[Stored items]
★ ★ ★ ★ ★
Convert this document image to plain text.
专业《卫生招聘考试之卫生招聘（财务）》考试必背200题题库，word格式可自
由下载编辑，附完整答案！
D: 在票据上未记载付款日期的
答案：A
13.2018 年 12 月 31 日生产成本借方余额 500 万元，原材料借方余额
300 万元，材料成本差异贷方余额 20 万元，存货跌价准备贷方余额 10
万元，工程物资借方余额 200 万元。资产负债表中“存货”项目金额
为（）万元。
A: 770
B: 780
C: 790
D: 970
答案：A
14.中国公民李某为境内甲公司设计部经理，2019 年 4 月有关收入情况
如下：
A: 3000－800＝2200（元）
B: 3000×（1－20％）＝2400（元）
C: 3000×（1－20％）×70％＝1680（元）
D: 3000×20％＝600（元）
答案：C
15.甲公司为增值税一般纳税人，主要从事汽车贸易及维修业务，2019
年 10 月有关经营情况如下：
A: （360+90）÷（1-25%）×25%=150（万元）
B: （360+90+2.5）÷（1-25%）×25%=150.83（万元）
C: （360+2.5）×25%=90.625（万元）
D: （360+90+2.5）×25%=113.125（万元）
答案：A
★ ★ ★ ★ ★
### Written task
Output the records exactly, including every line.

### Reply
Convert this document image to plain text.
专业《卫生招聘考试之卫生招聘（财务）》考试必背200题题库，word格式可自
由下载编辑，附完整答案！
D: 在票据上未记载付款日期的
答案：A
13.2018 年 12 月 31 日生产成本借方余额 500 万元，原材料借方余额
300 万元，材料成本差异贷方余额 20 万元，存货跌价准备贷方余额 10
万元，工程物资借方余额 200 万元。资产负债表中“存货”项目金额
为（）万元。
A: 770
B: 780
C: 790
D: 970
答案：A
14.中国公民李某为境内甲公司设计部经理，2019 年 4 月有关收入情况
如下：
A: 3000－800＝2200（元）
B: 3000×（1－20％）＝2400（元）
C: 3000×（1－20％）×70％＝1680（元）
D: 3000×20％＝600（元）
答案：C
15.甲公司为增值税一般纳税人，主要从事汽车贸易及维修业务，2019
年 10 月有关经营情况如下：
A: （360+90）÷（1-25%）×25%=150（万元）
B: （360+90+2.5）÷（1-25%）×25%=150.83（万元）
C: （360+2.5）×25%=90.625（万元）
D: （360+90+2.5）×25%=113.125（万元）
答案：A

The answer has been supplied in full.